Selected extract —
● ● ● ● ● ● ●

Governance and access control become more important.
If an AI agent can act on a company’s dynamic operational state, the policy layer that is already part of a data operating system becomes even more essential. It decides dynamically who and what can see and touch which data.
It’s the filter standing between “agent that helps” and “agent that does something irreversible.” Anyone building an AI OS for their org needs to treat governance as the first primitive instead of an afterthought. Otherwise, it’s the exact mistake the data world spent a decade unlearning.
The platform team principle continues to hold.
Just like a small platform team runs dataOS so that hundreds of analysts and domain teams never have to think about infrastructure, an AI OS lets a company run on agentic automation without every department reinventing its own integration layer. The autonomy-over-decentralisation lesson transfers untouched.
The Organisation as the New Data Source
A data operating system is built on the premise that an organisation’s data is too valuable and too fragmented to leave unmanaged. An AI operating system is built on the premise that an organisation’s behaviour (decisions, conversations, escalations, and judgment calls) is too valuable and too fragmented to leave unmanaged.
Clearly, the AI layer cannot manifest without first, or parallelly, building the data layer. An architecture of an AI OS runs on top of dataOS. And it extends the same idea to a new kind of asset.
DataOS already makes an organisation’s operating model legible to agents. The AI OS is another application built on top to drive and manage agents operating the organisation itself.
Once a company’s communications, tickets, code changes, and decisions are connected, structured, and governed, what you’re left with is something genuinely new: an AI system that doesn’t just answer questions about the company, but can act as a kind of operational replica of it.
A copy of how the organisation behaves when it’s working well, expressed as something an agent can execute against.
That’s the part that’s easy to undersell. A chatbot trained on your wiki can tell you what your refund policy says. A system built the way Diana Hu is describing and the way DataOS is built for data can tell an agent what your refund policy means as well as act at the edges of the organisation’s ecosystem: the operational systems.
Sachin Dharmapurikar, Head of Client Technology for DataOS, explains how the action layer takes effect and enables complete autonomy for governed intelligence.

● ● ● ● ● ● ●

Given data —
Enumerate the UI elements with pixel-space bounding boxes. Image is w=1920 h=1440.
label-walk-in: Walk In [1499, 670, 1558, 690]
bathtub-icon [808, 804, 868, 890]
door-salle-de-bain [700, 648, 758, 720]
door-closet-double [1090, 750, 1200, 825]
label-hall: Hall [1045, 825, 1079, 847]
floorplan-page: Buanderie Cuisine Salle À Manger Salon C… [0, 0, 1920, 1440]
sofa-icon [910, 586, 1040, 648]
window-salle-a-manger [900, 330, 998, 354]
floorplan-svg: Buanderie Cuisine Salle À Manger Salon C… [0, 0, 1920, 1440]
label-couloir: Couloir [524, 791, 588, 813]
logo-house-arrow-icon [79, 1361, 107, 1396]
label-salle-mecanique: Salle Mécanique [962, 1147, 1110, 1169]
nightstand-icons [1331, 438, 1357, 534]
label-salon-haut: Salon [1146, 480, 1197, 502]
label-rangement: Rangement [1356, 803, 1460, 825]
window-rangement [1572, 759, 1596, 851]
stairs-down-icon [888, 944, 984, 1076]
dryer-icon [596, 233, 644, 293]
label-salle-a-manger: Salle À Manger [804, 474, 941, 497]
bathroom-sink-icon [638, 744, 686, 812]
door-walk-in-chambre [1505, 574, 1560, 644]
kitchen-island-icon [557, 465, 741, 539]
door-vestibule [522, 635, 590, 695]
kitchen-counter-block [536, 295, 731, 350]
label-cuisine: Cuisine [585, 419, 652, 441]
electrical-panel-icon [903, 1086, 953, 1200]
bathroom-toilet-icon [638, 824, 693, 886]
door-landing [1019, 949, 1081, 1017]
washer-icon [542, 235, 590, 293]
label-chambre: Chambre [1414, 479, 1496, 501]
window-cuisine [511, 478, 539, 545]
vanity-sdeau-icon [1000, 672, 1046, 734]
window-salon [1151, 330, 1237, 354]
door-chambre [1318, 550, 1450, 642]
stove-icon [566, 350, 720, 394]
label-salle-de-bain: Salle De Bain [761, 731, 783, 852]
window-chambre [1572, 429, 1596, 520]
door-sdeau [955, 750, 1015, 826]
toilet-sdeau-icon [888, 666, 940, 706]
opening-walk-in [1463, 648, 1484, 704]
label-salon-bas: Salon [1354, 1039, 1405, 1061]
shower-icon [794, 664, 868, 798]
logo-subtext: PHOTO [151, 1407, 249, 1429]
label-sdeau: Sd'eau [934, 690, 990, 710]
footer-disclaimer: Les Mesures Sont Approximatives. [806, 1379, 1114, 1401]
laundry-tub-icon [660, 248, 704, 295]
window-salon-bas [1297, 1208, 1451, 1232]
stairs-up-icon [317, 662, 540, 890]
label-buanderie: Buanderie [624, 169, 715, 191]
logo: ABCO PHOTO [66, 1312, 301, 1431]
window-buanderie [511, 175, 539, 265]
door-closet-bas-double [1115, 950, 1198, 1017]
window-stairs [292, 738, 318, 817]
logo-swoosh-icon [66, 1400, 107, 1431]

● ● ● ● ● ● ●

Problems and tasks —
1 > Render this sentence from the passage on AI and data operating systems into French: "DataOS already makes an organisation’s operating model legible to agents."
2 > Carry on the passage on AI and data operating systems, starting after its final sentence.

Answers by item —
1 > DataOS rend déjà le modèle opérationnel d’une organisation lisible par les agents.

2 >
That’s the difference between a tool the company uses and an operating system the company runs on.
Why AI OS now, and why does it rhyme 😁
The technology, approach, and philosophy have been true before the AI revolution. And even before DataOS, of course. The architectural argument for an OS-shaped abstraction layer has been true since the creation of the Operating System itself.
An AI OS, paired with agents capable of multi-step execution, is the next step in the evolution of the Operating System design pattern.

That’s also exactly why the governance lessons from the data world matter more. The data industry spent years learning, sometimes the hard way, that abstraction without access control just moves the blast radius around instead of shrinking it.
First data, now organisational knowledge and behaviour. All too important to leave scattered across a pile of disconnected tools, custom glue code, and tribal memory.
The fix isn’t to add another point solution. It is to build the operating system underneath: a small set of governed, composable primitives that a small team maintains so that everyone else, human or agent, can build on top of it without ever touching the plumbing.
We built that system for data because the data was sitting there, ungoverned and barely usable, while teams kept reinventing the same pipeline. The same opportunity exists today for the organisation as a whole, and we are already exploring these ideas, as you can already see.
Get that foundation right, and what you have is something close to an AI-native replica of how your company actually runs. One an agent can act on safely.